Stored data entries
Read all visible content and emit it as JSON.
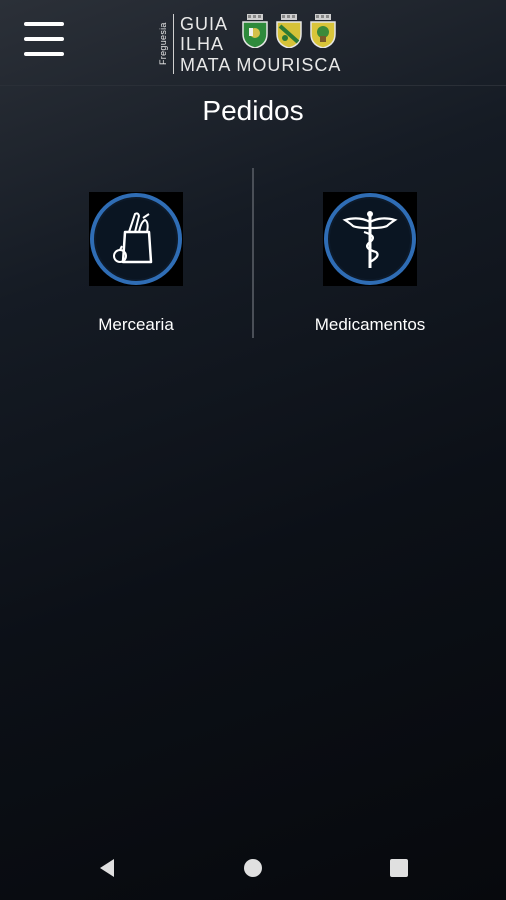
{
  "header": {
    "menu_icon": "hamburger-menu-icon",
    "logo": {
      "vertical_text": "Freguesia",
      "line1": "GUIA",
      "line2": "ILHA",
      "line3": "MATA MOURISCA",
      "crests": [
        "coat-of-arms-guia",
        "coat-of-arms-ilha",
        "coat-of-arms-mata-mourisca"
      ]
    }
  },
  "page": {
    "title": "Pedidos"
  },
  "options": [
    {
      "label": "Mercearia",
      "icon": "grocery-bag-icon"
    },
    {
      "label": "Medicamentos",
      "icon": "caduceus-icon"
    }
  ],
  "navbar": {
    "back_icon": "back-triangle-icon",
    "home_icon": "home-circle-icon",
    "recents_icon": "recents-square-icon"
  },
  "colors": {
    "accent_ring": "#2f6db5",
    "background_top": "#2b3038",
    "background_bottom": "#07090d"
  }
}
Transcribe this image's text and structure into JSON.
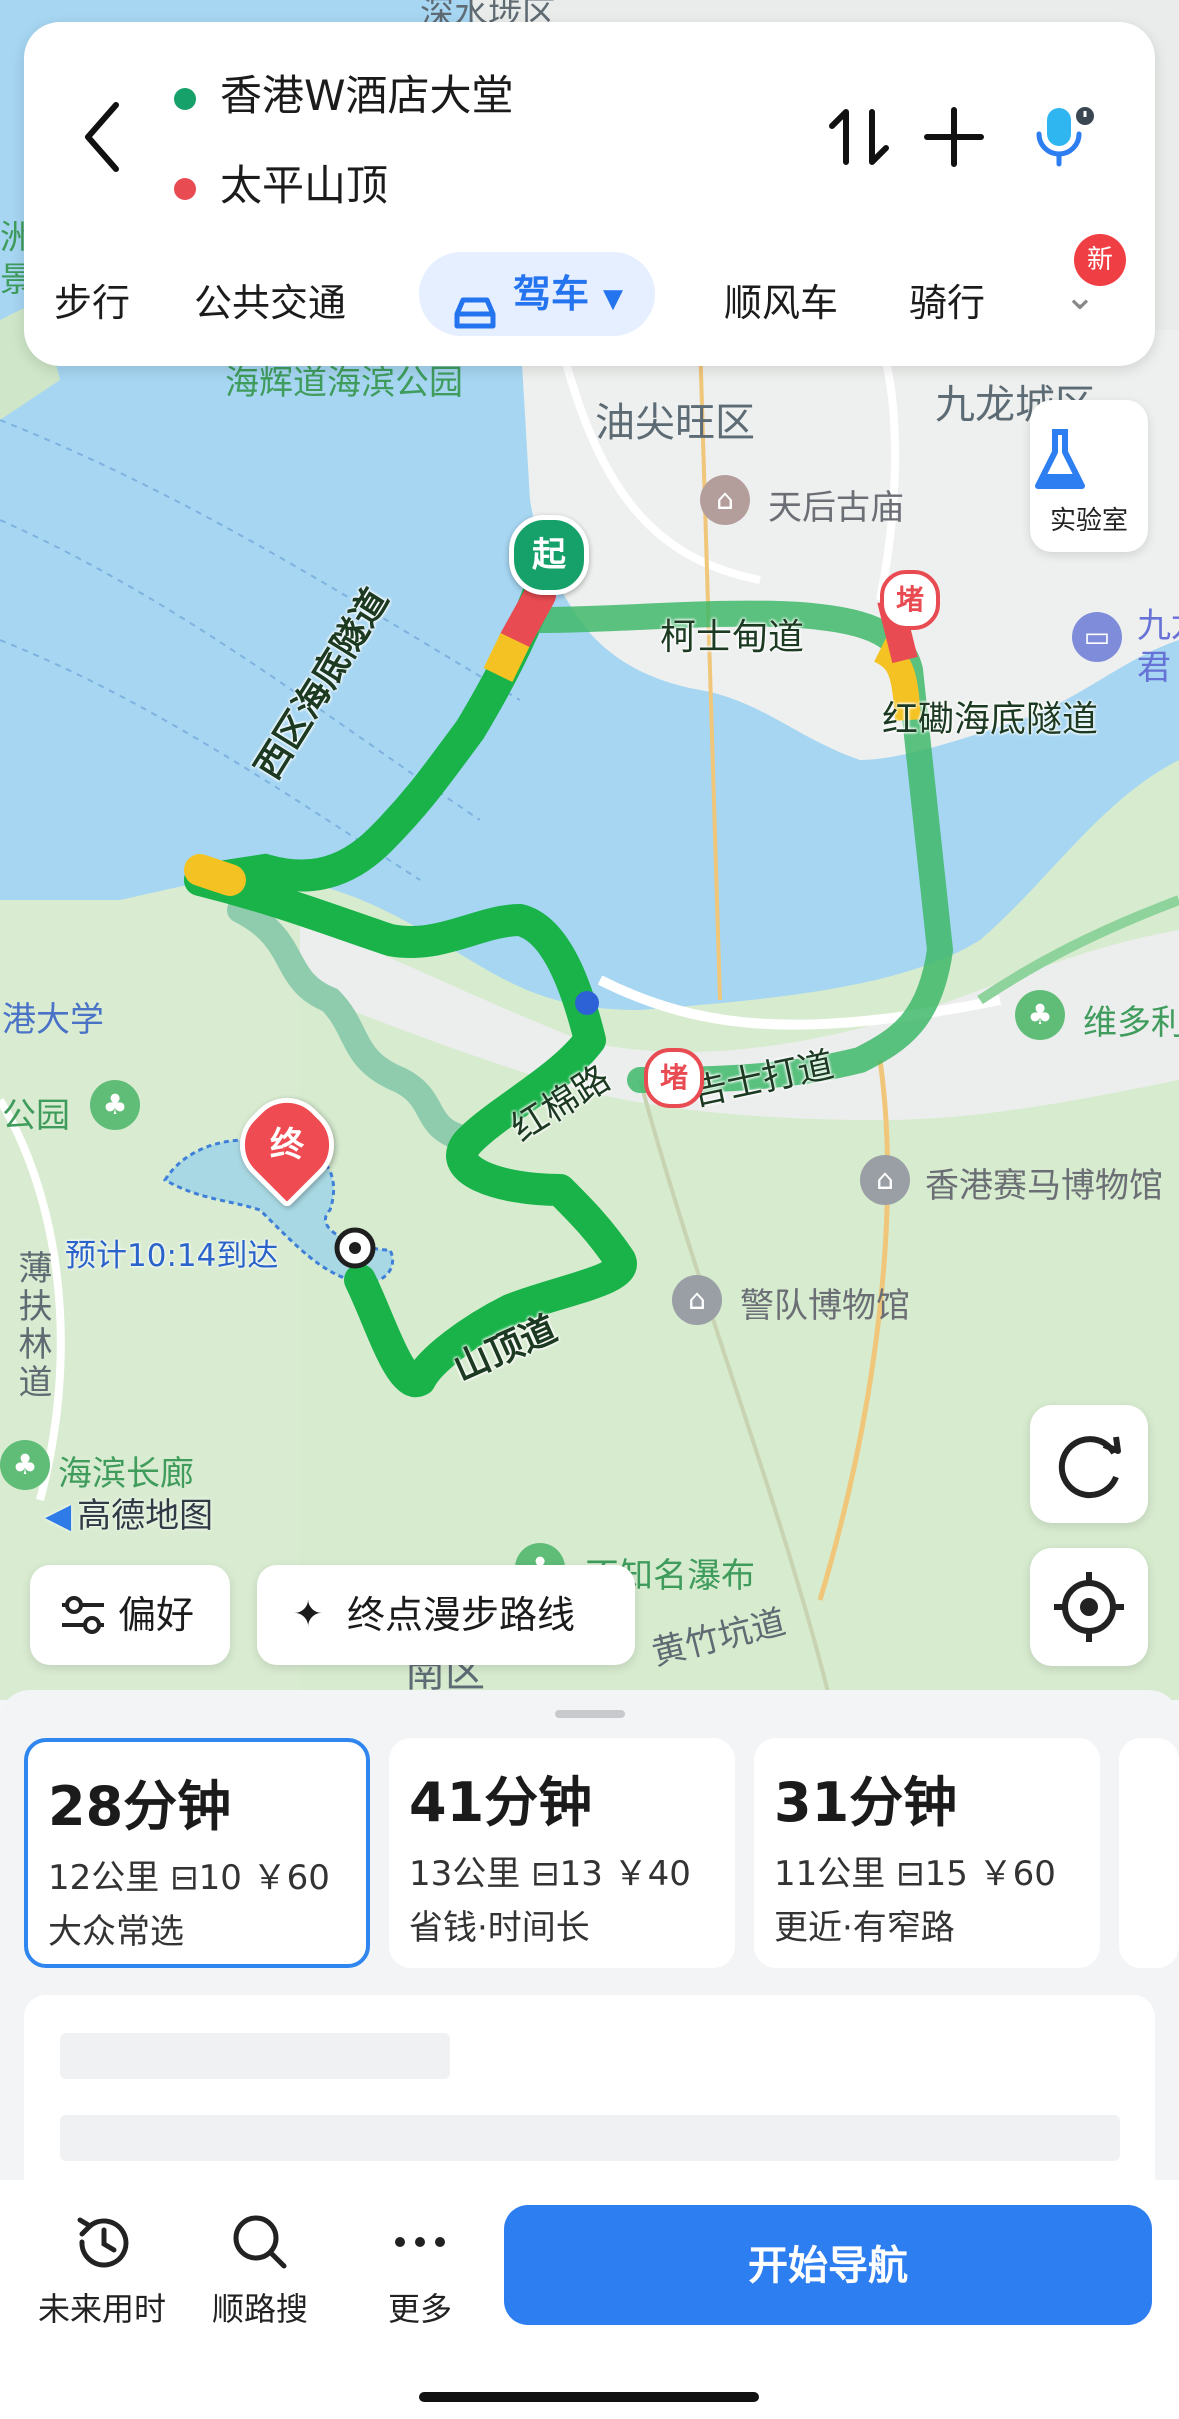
{
  "route": {
    "origin": "香港W酒店大堂",
    "destination": "太平山顶"
  },
  "modes": [
    {
      "label": "步行"
    },
    {
      "label": "公共交通"
    },
    {
      "label": "驾车",
      "active": true
    },
    {
      "label": "顺风车"
    },
    {
      "label": "骑行"
    }
  ],
  "new_badge": "新",
  "lab_label": "实验室",
  "map": {
    "labels": {
      "yau_tsim_mong": "油尖旺区",
      "kowloon_city": "九龙城区",
      "tin_hau_temple": "天后古庙",
      "kowloon_right": "九龙",
      "kowloon_right2": "君",
      "harbour_park": "海辉道海滨公园",
      "shenzhen": "深水埗区",
      "hk_university": "港大学",
      "park_left": "公园",
      "victoria": "维多利",
      "racing_museum": "香港赛马博物馆",
      "police_museum": "警队博物馆",
      "waterfront": "海滨长廊",
      "waterfall": "不知名瀑布",
      "wong_chuk_hang_rd": "黄竹坑道",
      "south": "南区",
      "pok_fu_lam": "薄扶林道",
      "left_edge_1": "洲",
      "left_edge_2": "景"
    },
    "roads": {
      "tunnel_west": "西区海底隧道",
      "canton_rd": "柯士甸道",
      "cross_tunnel": "红磡海底隧道",
      "cotton_tree": "红棉路",
      "gloucester": "告士打道",
      "peak_rd": "山顶道"
    },
    "start_marker": "起",
    "end_marker": "终",
    "jam_marker": "堵",
    "eta": "预计10:14到达",
    "logo": "高德地图"
  },
  "map_buttons": {
    "preference": "偏好",
    "walk_route": "终点漫步路线"
  },
  "routes": [
    {
      "time": "28分钟",
      "distance": "12公里",
      "lights": "10",
      "cost": "￥60",
      "tag": "大众常选",
      "selected": true
    },
    {
      "time": "41分钟",
      "distance": "13公里",
      "lights": "13",
      "cost": "￥40",
      "tag": "省钱·时间长"
    },
    {
      "time": "31分钟",
      "distance": "11公里",
      "lights": "15",
      "cost": "￥60",
      "tag": "更近·有窄路"
    }
  ],
  "bottom_bar": {
    "future": "未来用时",
    "along_search": "顺路搜",
    "more": "更多",
    "start_nav": "开始导航"
  },
  "colors": {
    "accent": "#2d7ef0",
    "route_green": "#19b34a",
    "jam_red": "#e94b52",
    "start_green": "#16a06a"
  }
}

## REQUIRED WORK
Word for word, quote the full listing, omitting every picture.

## SOLUTION
Read all visible content and emit it as JSON.
{
  "header": {
    "menu_icon": "hamburger-menu-icon",
    "logo": {
      "vertical_text": "Freguesia",
      "line1": "GUIA",
      "line2": "ILHA",
      "line3": "MATA MOURISCA",
      "crests": [
        "coat-of-arms-guia",
        "coat-of-arms-ilha",
        "coat-of-arms-mata-mourisca"
      ]
    }
  },
  "page": {
    "title": "Pedidos"
  },
  "options": [
    {
      "label": "Mercearia",
      "icon": "grocery-bag-icon"
    },
    {
      "label": "Medicamentos",
      "icon": "caduceus-icon"
    }
  ],
  "navbar": {
    "back_icon": "back-triangle-icon",
    "home_icon": "home-circle-icon",
    "recents_icon": "recents-square-icon"
  },
  "colors": {
    "accent_ring": "#2f6db5",
    "background_top": "#2b3038",
    "background_bottom": "#07090d"
  }
}
Transcribe this image's text and structure into JSON.
{
  "route": {
    "origin": "香港W酒店大堂",
    "destination": "太平山顶"
  },
  "modes": [
    {
      "label": "步行"
    },
    {
      "label": "公共交通"
    },
    {
      "label": "驾车",
      "active": true
    },
    {
      "label": "顺风车"
    },
    {
      "label": "骑行"
    }
  ],
  "new_badge": "新",
  "lab_label": "实验室",
  "map": {
    "labels": {
      "yau_tsim_mong": "油尖旺区",
      "kowloon_city": "九龙城区",
      "tin_hau_temple": "天后古庙",
      "kowloon_right": "九龙",
      "kowloon_right2": "君",
      "harbour_park": "海辉道海滨公园",
      "shenzhen": "深水埗区",
      "hk_university": "港大学",
      "park_left": "公园",
      "victoria": "维多利",
      "racing_museum": "香港赛马博物馆",
      "police_museum": "警队博物馆",
      "waterfront": "海滨长廊",
      "waterfall": "不知名瀑布",
      "wong_chuk_hang_rd": "黄竹坑道",
      "south": "南区",
      "pok_fu_lam": "薄扶林道",
      "left_edge_1": "洲",
      "left_edge_2": "景"
    },
    "roads": {
      "tunnel_west": "西区海底隧道",
      "canton_rd": "柯士甸道",
      "cross_tunnel": "红磡海底隧道",
      "cotton_tree": "红棉路",
      "gloucester": "告士打道",
      "peak_rd": "山顶道"
    },
    "start_marker": "起",
    "end_marker": "终",
    "jam_marker": "堵",
    "eta": "预计10:14到达",
    "logo": "高德地图"
  },
  "map_buttons": {
    "preference": "偏好",
    "walk_route": "终点漫步路线"
  },
  "routes": [
    {
      "time": "28分钟",
      "distance": "12公里",
      "lights": "10",
      "cost": "￥60",
      "tag": "大众常选",
      "selected": true
    },
    {
      "time": "41分钟",
      "distance": "13公里",
      "lights": "13",
      "cost": "￥40",
      "tag": "省钱·时间长"
    },
    {
      "time": "31分钟",
      "distance": "11公里",
      "lights": "15",
      "cost": "￥60",
      "tag": "更近·有窄路"
    }
  ],
  "bottom_bar": {
    "future": "未来用时",
    "along_search": "顺路搜",
    "more": "更多",
    "start_nav": "开始导航"
  },
  "colors": {
    "accent": "#2d7ef0",
    "route_green": "#19b34a",
    "jam_red": "#e94b52",
    "start_green": "#16a06a"
  }
}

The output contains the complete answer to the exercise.